***** Dataset excerpts

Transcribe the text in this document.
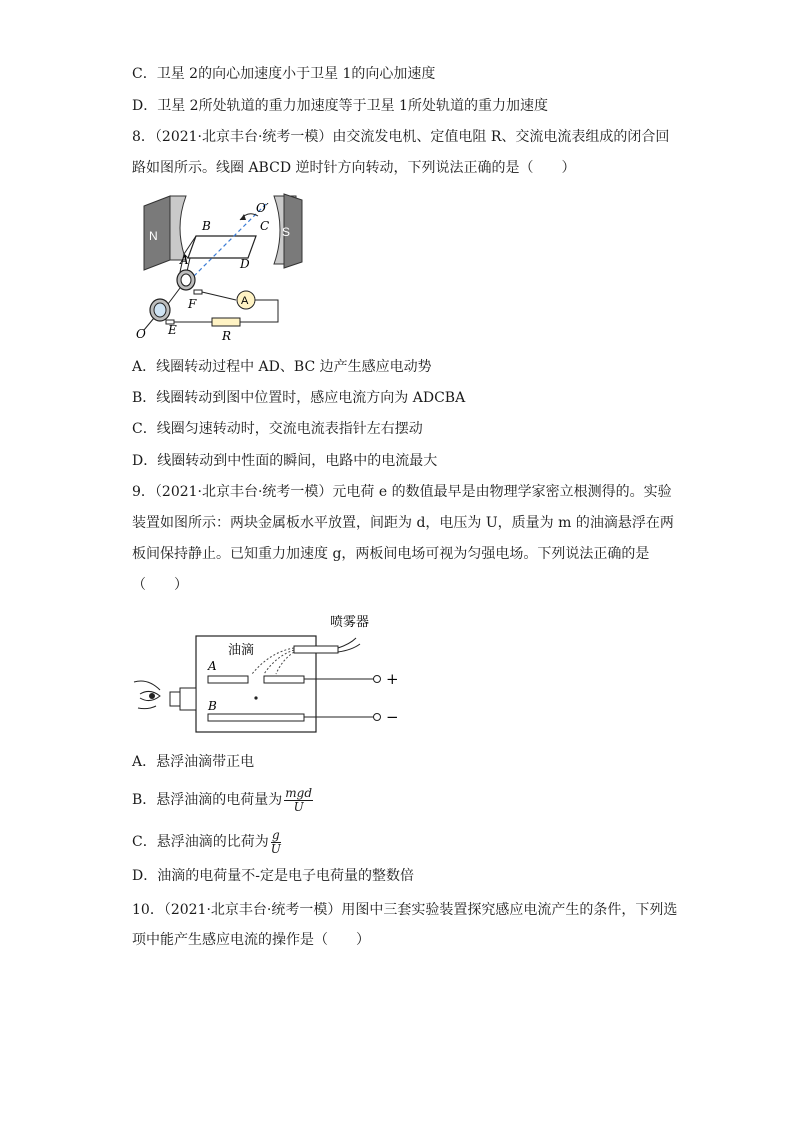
C．卫星 2的向心加速度小于卫星 1的向心加速度
D．卫星 2所处轨道的重力加速度等于卫星 1所处轨道的重力加速度
8．（2021·北京丰台·统考一模）由交流发电机、定值电阻 R、交流电流表组成的闭合回
路如图所示。线圈 ABCD 逆时针方向转动，下列说法正确的是（　　）
N	S
B	C
O′
A	D
F
E
O
A
R
A．线圈转动过程中 AD、BC 边产生感应电动势
B．线圈转动到图中位置时，感应电流方向为 ADCBA
C．线圈匀速转动时，交流电流表指针左右摆动
D．线圈转动到中性面的瞬间，电路中的电流最大
9．（2021·北京丰台·统考一模）元电荷 e 的数值最早是由物理学家密立根测得的。实验
装置如图所示：两块金属板水平放置，间距为 d，电压为 U，质量为 m 的油滴悬浮在两
板间保持静止。已知重力加速度 g，两板间电场可视为匀强电场。下列说法正确的是
（　　）
喷雾器
油滴
A
B
+
−
A．悬浮油滴带正电
B．悬浮油滴的电荷量为 $\frac{\text{mgd}}{U}$
C．悬浮油滴的比荷为 $\frac{g}{U}$
D．油滴的电荷量不-定是电子电荷量的整数倍
10．（2021·北京丰台·统考一模）用图中三套实验装置探究感应电流产生的条件，下列选
项中能产生感应电流的操作是（　　）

**********

Description of the task
Omit the images and transcribe all of the records above word for word.

Correct answer
Transcribe the text in this document.
C．卫星 2的向心加速度小于卫星 1的向心加速度
D．卫星 2所处轨道的重力加速度等于卫星 1所处轨道的重力加速度
8．（2021·北京丰台·统考一模）由交流发电机、定值电阻 R、交流电流表组成的闭合回
路如图所示。线圈 ABCD 逆时针方向转动，下列说法正确的是（　　）
N	S
B	C
O′
A	D
F
E
O
A
R
A．线圈转动过程中 AD、BC 边产生感应电动势
B．线圈转动到图中位置时，感应电流方向为 ADCBA
C．线圈匀速转动时，交流电流表指针左右摆动
D．线圈转动到中性面的瞬间，电路中的电流最大
9．（2021·北京丰台·统考一模）元电荷 e 的数值最早是由物理学家密立根测得的。实验
装置如图所示：两块金属板水平放置，间距为 d，电压为 U，质量为 m 的油滴悬浮在两
板间保持静止。已知重力加速度 g，两板间电场可视为匀强电场。下列说法正确的是
（　　）
喷雾器
油滴
A
B
+
−
A．悬浮油滴带正电
B．悬浮油滴的电荷量为 $\frac{\text{mgd}}{U}$
C．悬浮油滴的比荷为 $\frac{g}{U}$
D．油滴的电荷量不-定是电子电荷量的整数倍
10．（2021·北京丰台·统考一模）用图中三套实验装置探究感应电流产生的条件，下列选
项中能产生感应电流的操作是（　　）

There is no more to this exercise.